Data records
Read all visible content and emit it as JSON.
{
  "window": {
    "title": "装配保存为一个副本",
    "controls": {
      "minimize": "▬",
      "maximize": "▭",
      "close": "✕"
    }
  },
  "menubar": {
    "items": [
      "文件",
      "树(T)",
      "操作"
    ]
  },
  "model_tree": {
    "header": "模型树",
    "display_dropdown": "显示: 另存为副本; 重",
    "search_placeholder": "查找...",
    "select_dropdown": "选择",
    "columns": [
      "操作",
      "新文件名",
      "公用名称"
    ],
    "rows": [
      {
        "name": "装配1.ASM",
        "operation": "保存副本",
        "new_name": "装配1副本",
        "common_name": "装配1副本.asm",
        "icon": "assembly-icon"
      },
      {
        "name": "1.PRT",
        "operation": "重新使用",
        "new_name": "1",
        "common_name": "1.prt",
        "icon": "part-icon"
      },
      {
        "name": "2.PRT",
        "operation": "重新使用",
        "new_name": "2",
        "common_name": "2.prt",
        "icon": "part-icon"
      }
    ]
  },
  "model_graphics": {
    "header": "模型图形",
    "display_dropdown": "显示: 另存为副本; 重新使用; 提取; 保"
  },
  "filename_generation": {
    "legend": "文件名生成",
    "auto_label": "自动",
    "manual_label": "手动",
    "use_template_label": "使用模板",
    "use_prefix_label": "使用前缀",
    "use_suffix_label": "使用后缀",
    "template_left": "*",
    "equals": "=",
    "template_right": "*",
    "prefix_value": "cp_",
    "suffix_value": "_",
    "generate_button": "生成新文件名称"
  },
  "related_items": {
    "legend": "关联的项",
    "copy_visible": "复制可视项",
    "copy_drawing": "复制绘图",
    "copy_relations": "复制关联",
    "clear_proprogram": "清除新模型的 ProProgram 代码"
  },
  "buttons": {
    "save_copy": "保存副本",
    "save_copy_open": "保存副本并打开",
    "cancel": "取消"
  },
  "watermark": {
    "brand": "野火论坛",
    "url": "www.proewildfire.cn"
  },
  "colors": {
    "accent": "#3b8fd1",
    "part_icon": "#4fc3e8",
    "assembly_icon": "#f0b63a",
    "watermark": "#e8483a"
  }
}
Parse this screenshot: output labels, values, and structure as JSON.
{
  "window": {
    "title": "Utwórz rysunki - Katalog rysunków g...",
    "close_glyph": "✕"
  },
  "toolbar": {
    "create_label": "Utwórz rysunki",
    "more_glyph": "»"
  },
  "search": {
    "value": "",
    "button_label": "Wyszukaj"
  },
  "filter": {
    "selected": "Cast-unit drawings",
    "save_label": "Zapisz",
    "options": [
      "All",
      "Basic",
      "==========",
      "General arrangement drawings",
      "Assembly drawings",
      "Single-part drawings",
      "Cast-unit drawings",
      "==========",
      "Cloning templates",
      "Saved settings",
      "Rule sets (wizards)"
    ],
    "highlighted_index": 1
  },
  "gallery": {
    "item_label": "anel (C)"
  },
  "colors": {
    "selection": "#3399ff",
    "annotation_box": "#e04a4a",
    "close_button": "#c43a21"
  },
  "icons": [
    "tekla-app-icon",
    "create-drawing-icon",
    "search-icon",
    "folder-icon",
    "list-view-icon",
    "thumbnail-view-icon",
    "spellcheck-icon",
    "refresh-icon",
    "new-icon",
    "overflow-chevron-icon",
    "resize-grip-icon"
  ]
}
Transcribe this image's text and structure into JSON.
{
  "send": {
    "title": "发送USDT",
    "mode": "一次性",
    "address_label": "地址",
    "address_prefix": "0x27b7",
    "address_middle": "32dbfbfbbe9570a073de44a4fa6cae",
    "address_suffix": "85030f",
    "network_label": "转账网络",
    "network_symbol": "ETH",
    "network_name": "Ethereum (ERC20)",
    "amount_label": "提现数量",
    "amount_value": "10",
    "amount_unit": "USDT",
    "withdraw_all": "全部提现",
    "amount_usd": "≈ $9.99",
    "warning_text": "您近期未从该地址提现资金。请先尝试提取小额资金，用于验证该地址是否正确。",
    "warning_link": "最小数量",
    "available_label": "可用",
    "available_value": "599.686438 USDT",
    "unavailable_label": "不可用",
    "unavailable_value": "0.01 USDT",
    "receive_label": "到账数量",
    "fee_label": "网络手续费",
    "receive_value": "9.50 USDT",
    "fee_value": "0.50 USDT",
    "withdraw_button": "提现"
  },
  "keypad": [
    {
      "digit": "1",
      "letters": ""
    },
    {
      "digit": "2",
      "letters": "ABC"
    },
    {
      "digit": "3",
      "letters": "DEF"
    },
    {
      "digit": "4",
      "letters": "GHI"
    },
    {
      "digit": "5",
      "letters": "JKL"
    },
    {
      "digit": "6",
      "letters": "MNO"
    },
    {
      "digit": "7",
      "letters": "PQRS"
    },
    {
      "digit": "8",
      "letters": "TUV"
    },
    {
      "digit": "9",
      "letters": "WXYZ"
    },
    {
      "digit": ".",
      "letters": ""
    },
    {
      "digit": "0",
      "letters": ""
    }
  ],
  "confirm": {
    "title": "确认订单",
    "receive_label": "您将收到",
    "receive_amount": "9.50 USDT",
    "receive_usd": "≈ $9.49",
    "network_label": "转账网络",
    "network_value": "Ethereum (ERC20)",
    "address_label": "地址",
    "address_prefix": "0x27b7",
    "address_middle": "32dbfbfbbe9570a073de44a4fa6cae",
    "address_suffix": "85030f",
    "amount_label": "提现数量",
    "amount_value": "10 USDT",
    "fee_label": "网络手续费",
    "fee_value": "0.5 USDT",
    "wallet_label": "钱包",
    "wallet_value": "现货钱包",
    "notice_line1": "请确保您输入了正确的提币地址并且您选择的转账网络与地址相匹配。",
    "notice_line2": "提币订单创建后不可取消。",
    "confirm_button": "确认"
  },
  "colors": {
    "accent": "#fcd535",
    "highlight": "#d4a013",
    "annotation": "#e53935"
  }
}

*To do*. Return the listing above word for word.

*Solution to this exercise*.
Read all visible content and emit it as JSON.
{
  "window": {
    "title": "装配保存为一个副本",
    "controls": {
      "minimize": "▬",
      "maximize": "▭",
      "close": "✕"
    }
  },
  "menubar": {
    "items": [
      "文件",
      "树(T)",
      "操作"
    ]
  },
  "model_tree": {
    "header": "模型树",
    "display_dropdown": "显示: 另存为副本; 重",
    "search_placeholder": "查找...",
    "select_dropdown": "选择",
    "columns": [
      "操作",
      "新文件名",
      "公用名称"
    ],
    "rows": [
      {
        "name": "装配1.ASM",
        "operation": "保存副本",
        "new_name": "装配1副本",
        "common_name": "装配1副本.asm",
        "icon": "assembly-icon"
      },
      {
        "name": "1.PRT",
        "operation": "重新使用",
        "new_name": "1",
        "common_name": "1.prt",
        "icon": "part-icon"
      },
      {
        "name": "2.PRT",
        "operation": "重新使用",
        "new_name": "2",
        "common_name": "2.prt",
        "icon": "part-icon"
      }
    ]
  },
  "model_graphics": {
    "header": "模型图形",
    "display_dropdown": "显示: 另存为副本; 重新使用; 提取; 保"
  },
  "filename_generation": {
    "legend": "文件名生成",
    "auto_label": "自动",
    "manual_label": "手动",
    "use_template_label": "使用模板",
    "use_prefix_label": "使用前缀",
    "use_suffix_label": "使用后缀",
    "template_left": "*",
    "equals": "=",
    "template_right": "*",
    "prefix_value": "cp_",
    "suffix_value": "_",
    "generate_button": "生成新文件名称"
  },
  "related_items": {
    "legend": "关联的项",
    "copy_visible": "复制可视项",
    "copy_drawing": "复制绘图",
    "copy_relations": "复制关联",
    "clear_proprogram": "清除新模型的 ProProgram 代码"
  },
  "buttons": {
    "save_copy": "保存副本",
    "save_copy_open": "保存副本并打开",
    "cancel": "取消"
  },
  "watermark": {
    "brand": "野火论坛",
    "url": "www.proewildfire.cn"
  },
  "colors": {
    "accent": "#3b8fd1",
    "part_icon": "#4fc3e8",
    "assembly_icon": "#f0b63a",
    "watermark": "#e8483a"
  }
}
Parse this screenshot: output labels, values, and structure as JSON.
{
  "window": {
    "title": "Utwórz rysunki - Katalog rysunków g...",
    "close_glyph": "✕"
  },
  "toolbar": {
    "create_label": "Utwórz rysunki",
    "more_glyph": "»"
  },
  "search": {
    "value": "",
    "button_label": "Wyszukaj"
  },
  "filter": {
    "selected": "Cast-unit drawings",
    "save_label": "Zapisz",
    "options": [
      "All",
      "Basic",
      "==========",
      "General arrangement drawings",
      "Assembly drawings",
      "Single-part drawings",
      "Cast-unit drawings",
      "==========",
      "Cloning templates",
      "Saved settings",
      "Rule sets (wizards)"
    ],
    "highlighted_index": 1
  },
  "gallery": {
    "item_label": "anel (C)"
  },
  "colors": {
    "selection": "#3399ff",
    "annotation_box": "#e04a4a",
    "close_button": "#c43a21"
  },
  "icons": [
    "tekla-app-icon",
    "create-drawing-icon",
    "search-icon",
    "folder-icon",
    "list-view-icon",
    "thumbnail-view-icon",
    "spellcheck-icon",
    "refresh-icon",
    "new-icon",
    "overflow-chevron-icon",
    "resize-grip-icon"
  ]
}
Transcribe this image's text and structure into JSON.
{
  "send": {
    "title": "发送USDT",
    "mode": "一次性",
    "address_label": "地址",
    "address_prefix": "0x27b7",
    "address_middle": "32dbfbfbbe9570a073de44a4fa6cae",
    "address_suffix": "85030f",
    "network_label": "转账网络",
    "network_symbol": "ETH",
    "network_name": "Ethereum (ERC20)",
    "amount_label": "提现数量",
    "amount_value": "10",
    "amount_unit": "USDT",
    "withdraw_all": "全部提现",
    "amount_usd": "≈ $9.99",
    "warning_text": "您近期未从该地址提现资金。请先尝试提取小额资金，用于验证该地址是否正确。",
    "warning_link": "最小数量",
    "available_label": "可用",
    "available_value": "599.686438 USDT",
    "unavailable_label": "不可用",
    "unavailable_value": "0.01 USDT",
    "receive_label": "到账数量",
    "fee_label": "网络手续费",
    "receive_value": "9.50 USDT",
    "fee_value": "0.50 USDT",
    "withdraw_button": "提现"
  },
  "keypad": [
    {
      "digit": "1",
      "letters": ""
    },
    {
      "digit": "2",
      "letters": "ABC"
    },
    {
      "digit": "3",
      "letters": "DEF"
    },
    {
      "digit": "4",
      "letters": "GHI"
    },
    {
      "digit": "5",
      "letters": "JKL"
    },
    {
      "digit": "6",
      "letters": "MNO"
    },
    {
      "digit": "7",
      "letters": "PQRS"
    },
    {
      "digit": "8",
      "letters": "TUV"
    },
    {
      "digit": "9",
      "letters": "WXYZ"
    },
    {
      "digit": ".",
      "letters": ""
    },
    {
      "digit": "0",
      "letters": ""
    }
  ],
  "confirm": {
    "title": "确认订单",
    "receive_label": "您将收到",
    "receive_amount": "9.50 USDT",
    "receive_usd": "≈ $9.49",
    "network_label": "转账网络",
    "network_value": "Ethereum (ERC20)",
    "address_label": "地址",
    "address_prefix": "0x27b7",
    "address_middle": "32dbfbfbbe9570a073de44a4fa6cae",
    "address_suffix": "85030f",
    "amount_label": "提现数量",
    "amount_value": "10 USDT",
    "fee_label": "网络手续费",
    "fee_value": "0.5 USDT",
    "wallet_label": "钱包",
    "wallet_value": "现货钱包",
    "notice_line1": "请确保您输入了正确的提币地址并且您选择的转账网络与地址相匹配。",
    "notice_line2": "提币订单创建后不可取消。",
    "confirm_button": "确认"
  },
  "colors": {
    "accent": "#fcd535",
    "highlight": "#d4a013",
    "annotation": "#e53935"
  }
}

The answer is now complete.